Copy out every line of the records where the string "kisjenei" occurs.
>> begin TASK INPUTS
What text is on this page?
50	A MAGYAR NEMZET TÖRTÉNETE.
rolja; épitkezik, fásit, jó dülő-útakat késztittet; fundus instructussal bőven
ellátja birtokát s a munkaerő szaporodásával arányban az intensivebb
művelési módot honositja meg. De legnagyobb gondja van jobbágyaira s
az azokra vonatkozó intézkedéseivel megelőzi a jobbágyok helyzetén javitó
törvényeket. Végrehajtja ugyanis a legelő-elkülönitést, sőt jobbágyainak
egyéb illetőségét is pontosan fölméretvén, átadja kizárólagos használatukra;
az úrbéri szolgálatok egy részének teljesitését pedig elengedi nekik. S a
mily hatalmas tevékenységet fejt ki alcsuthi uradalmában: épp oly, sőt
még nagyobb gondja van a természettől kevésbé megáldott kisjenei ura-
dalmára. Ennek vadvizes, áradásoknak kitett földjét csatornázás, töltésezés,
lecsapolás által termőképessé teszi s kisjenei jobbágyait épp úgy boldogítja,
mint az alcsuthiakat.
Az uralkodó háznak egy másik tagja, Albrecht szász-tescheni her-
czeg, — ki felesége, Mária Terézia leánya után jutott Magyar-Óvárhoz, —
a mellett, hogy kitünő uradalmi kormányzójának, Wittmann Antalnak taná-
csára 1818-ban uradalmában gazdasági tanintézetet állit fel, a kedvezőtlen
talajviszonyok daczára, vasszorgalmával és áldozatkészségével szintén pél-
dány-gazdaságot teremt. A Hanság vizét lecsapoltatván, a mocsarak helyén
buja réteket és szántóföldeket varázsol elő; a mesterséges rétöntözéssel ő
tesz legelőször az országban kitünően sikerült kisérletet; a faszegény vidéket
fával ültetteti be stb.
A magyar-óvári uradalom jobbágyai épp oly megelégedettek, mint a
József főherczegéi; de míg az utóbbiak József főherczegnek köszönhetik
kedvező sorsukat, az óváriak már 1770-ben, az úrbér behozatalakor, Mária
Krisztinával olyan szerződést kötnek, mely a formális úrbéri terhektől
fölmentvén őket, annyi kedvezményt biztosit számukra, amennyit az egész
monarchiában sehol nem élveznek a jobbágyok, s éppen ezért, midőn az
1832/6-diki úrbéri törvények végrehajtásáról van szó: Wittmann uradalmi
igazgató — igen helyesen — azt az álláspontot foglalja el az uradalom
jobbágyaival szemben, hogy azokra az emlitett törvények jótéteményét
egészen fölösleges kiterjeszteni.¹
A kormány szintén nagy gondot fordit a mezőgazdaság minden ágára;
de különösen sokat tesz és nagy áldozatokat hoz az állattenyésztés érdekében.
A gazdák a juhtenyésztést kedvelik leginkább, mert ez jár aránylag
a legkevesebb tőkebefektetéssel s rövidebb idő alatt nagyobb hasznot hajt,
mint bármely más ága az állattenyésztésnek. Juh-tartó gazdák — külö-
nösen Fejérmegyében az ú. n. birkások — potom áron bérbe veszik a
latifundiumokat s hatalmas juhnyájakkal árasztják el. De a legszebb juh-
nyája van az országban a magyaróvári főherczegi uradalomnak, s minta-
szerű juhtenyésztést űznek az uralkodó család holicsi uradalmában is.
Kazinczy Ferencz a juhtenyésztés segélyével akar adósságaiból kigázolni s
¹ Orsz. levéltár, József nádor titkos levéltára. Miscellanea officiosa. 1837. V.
>> end TASK INPUTS
(EXERCISE OUTPUT):
még nagyobb gondja van a természettől kevésbé megáldott kisjenei ura-
lecsapolás által termőképessé teszi s kisjenei jobbágyait épp úgy boldogítja,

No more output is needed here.